Print out each record below, unaltered and complete, without its images.

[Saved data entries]
┄┄┄┄┄┄┄┄┄┄

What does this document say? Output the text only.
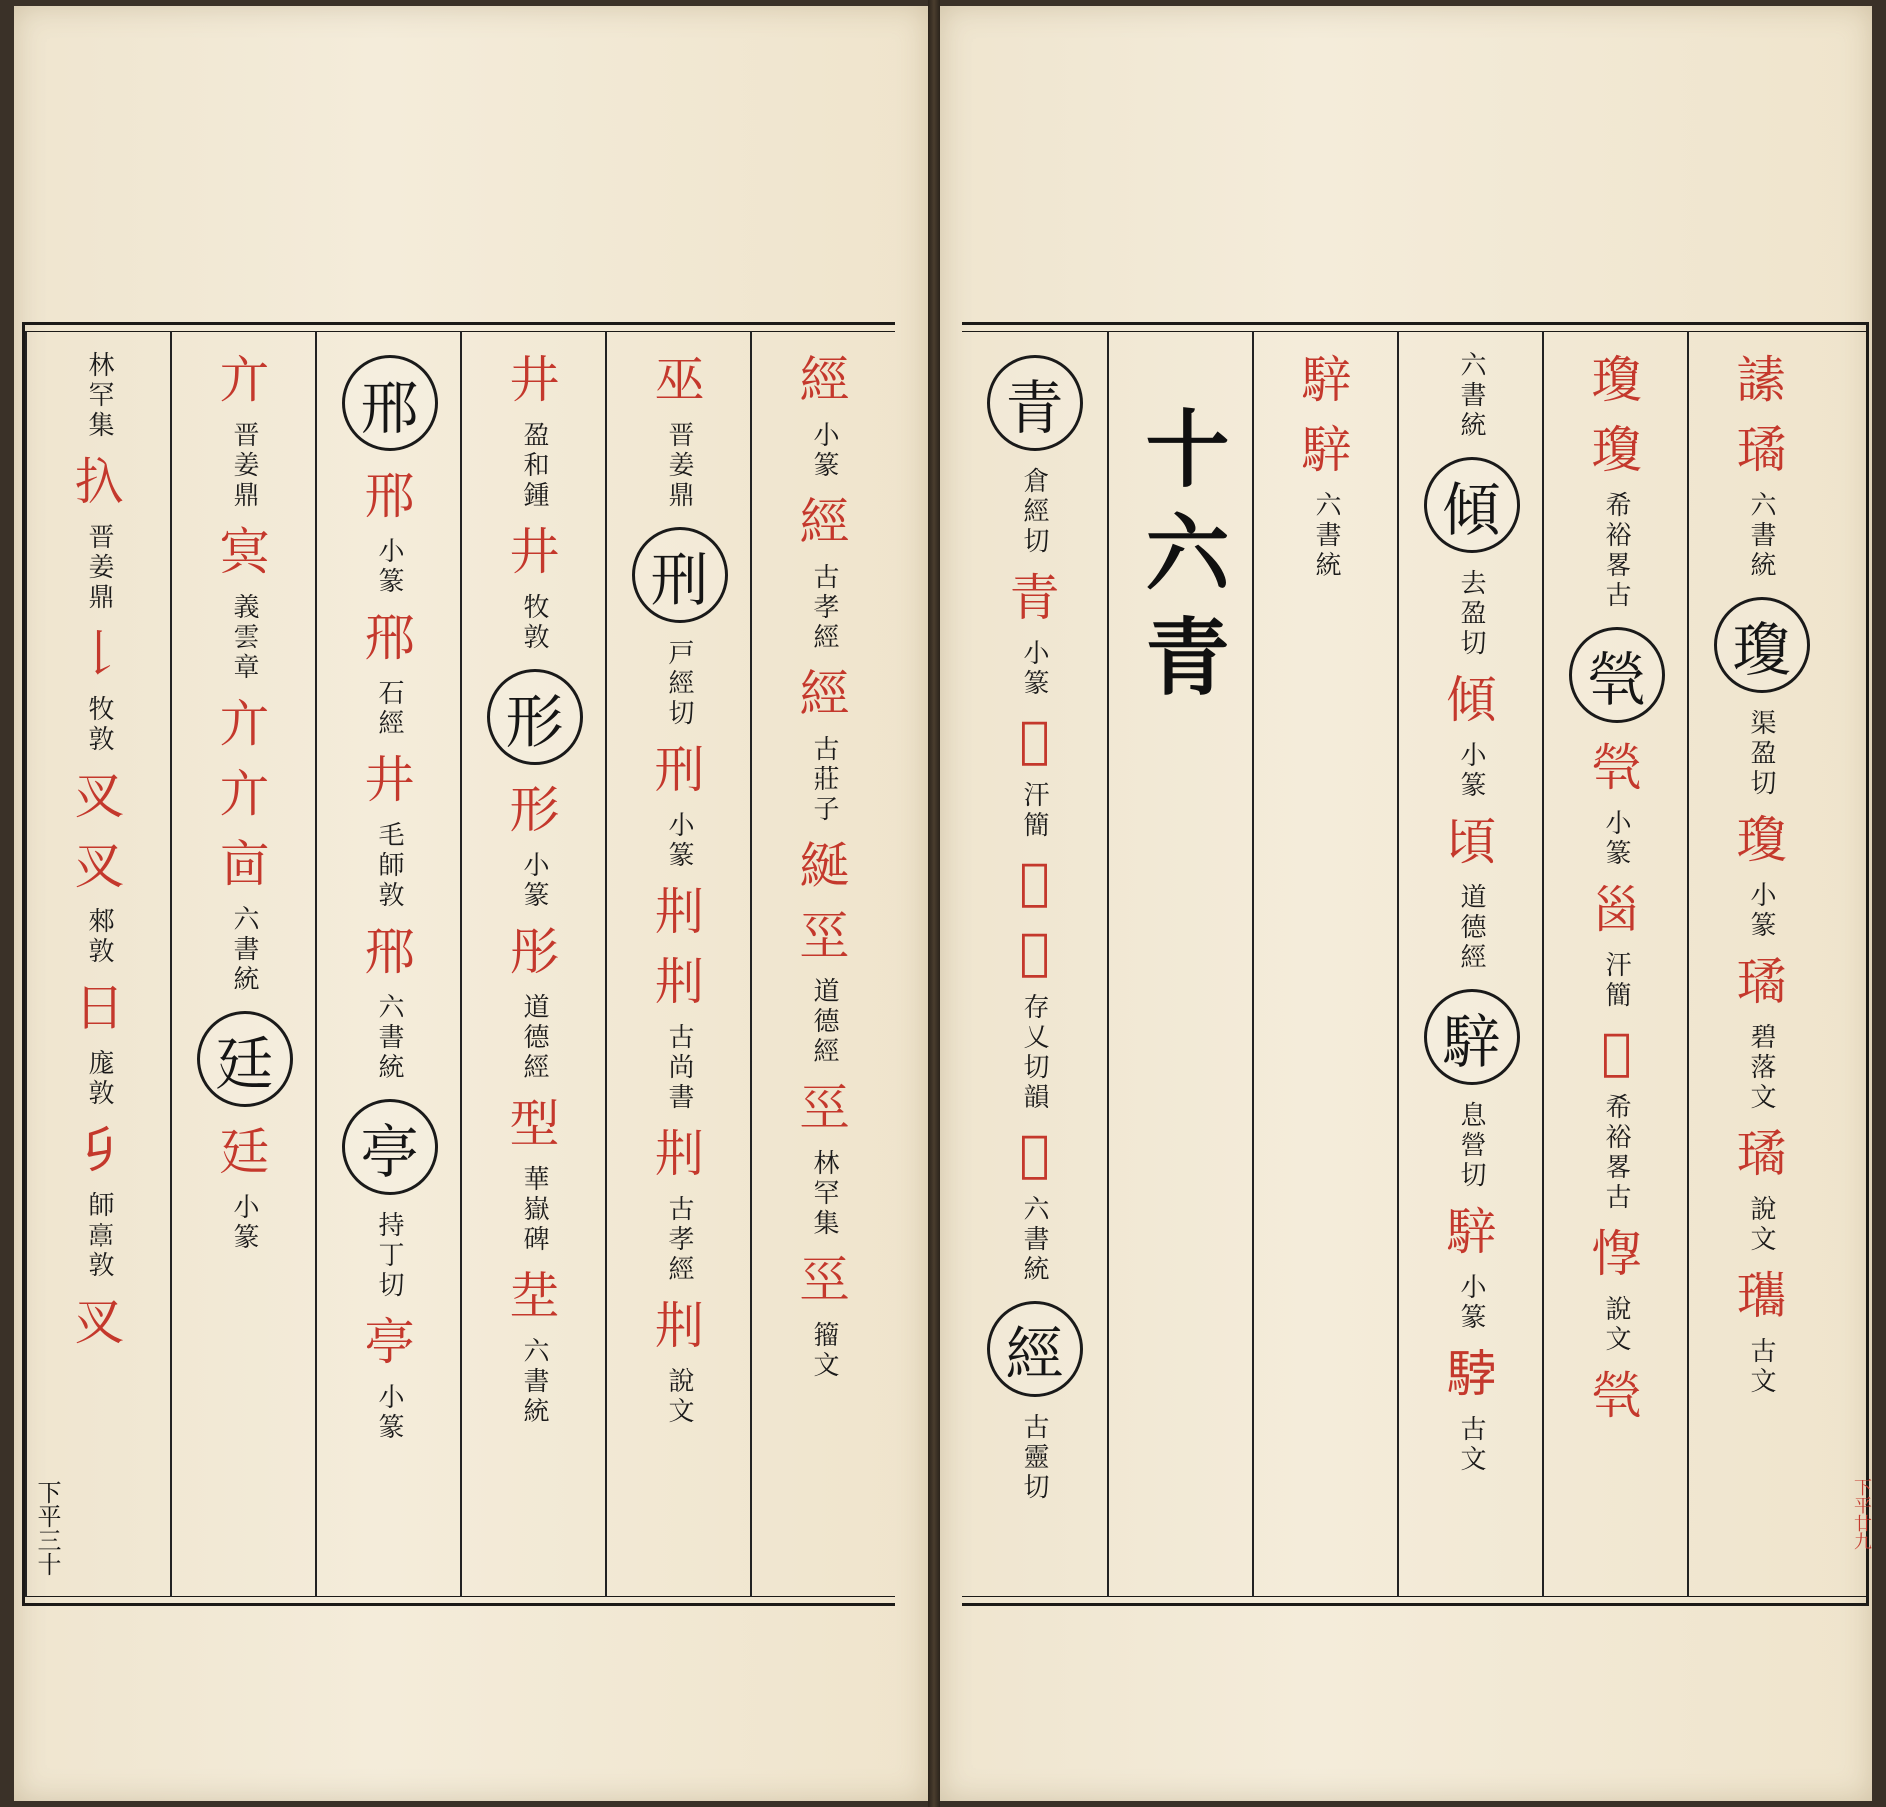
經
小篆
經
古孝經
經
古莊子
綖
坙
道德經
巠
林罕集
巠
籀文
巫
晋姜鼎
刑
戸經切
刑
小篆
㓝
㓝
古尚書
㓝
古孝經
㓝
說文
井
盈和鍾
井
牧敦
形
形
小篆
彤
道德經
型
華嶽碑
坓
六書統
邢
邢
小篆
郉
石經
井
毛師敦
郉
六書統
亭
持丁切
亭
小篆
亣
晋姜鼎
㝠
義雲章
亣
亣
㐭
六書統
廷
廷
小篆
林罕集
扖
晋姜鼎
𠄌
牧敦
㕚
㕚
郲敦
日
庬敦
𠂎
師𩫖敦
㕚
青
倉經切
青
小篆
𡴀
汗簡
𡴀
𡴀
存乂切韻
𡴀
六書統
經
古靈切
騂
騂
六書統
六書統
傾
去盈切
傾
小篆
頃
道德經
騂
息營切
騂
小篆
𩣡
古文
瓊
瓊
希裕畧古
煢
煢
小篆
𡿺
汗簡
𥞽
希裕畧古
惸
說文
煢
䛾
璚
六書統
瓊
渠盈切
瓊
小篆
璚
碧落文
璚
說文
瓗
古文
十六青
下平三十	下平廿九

┄┄┄┄┄┄┄┄┄┄

▸ **Task result**:
What does this document say? Output the text only.
經
小篆
經
古孝經
經
古莊子
綖
坙
道德經
巠
林罕集
巠
籀文
巫
晋姜鼎
刑
戸經切
刑
小篆
㓝
㓝
古尚書
㓝
古孝經
㓝
說文
井
盈和鍾
井
牧敦
形
形
小篆
彤
道德經
型
華嶽碑
坓
六書統
邢
邢
小篆
郉
石經
井
毛師敦
郉
六書統
亭
持丁切
亭
小篆
亣
晋姜鼎
㝠
義雲章
亣
亣
㐭
六書統
廷
廷
小篆
林罕集
扖
晋姜鼎
𠄌
牧敦
㕚
㕚
郲敦
日
庬敦
𠂎
師𩫖敦
㕚
青
倉經切
青
小篆
𡴀
汗簡
𡴀
𡴀
存乂切韻
𡴀
六書統
經
古靈切
騂
騂
六書統
六書統
傾
去盈切
傾
小篆
頃
道德經
騂
息營切
騂
小篆
𩣡
古文
瓊
瓊
希裕畧古
煢
煢
小篆
𡿺
汗簡
𥞽
希裕畧古
惸
說文
煢
䛾
璚
六書統
瓊
渠盈切
瓊
小篆
璚
碧落文
璚
說文
瓗
古文
十六青
下平三十	下平廿九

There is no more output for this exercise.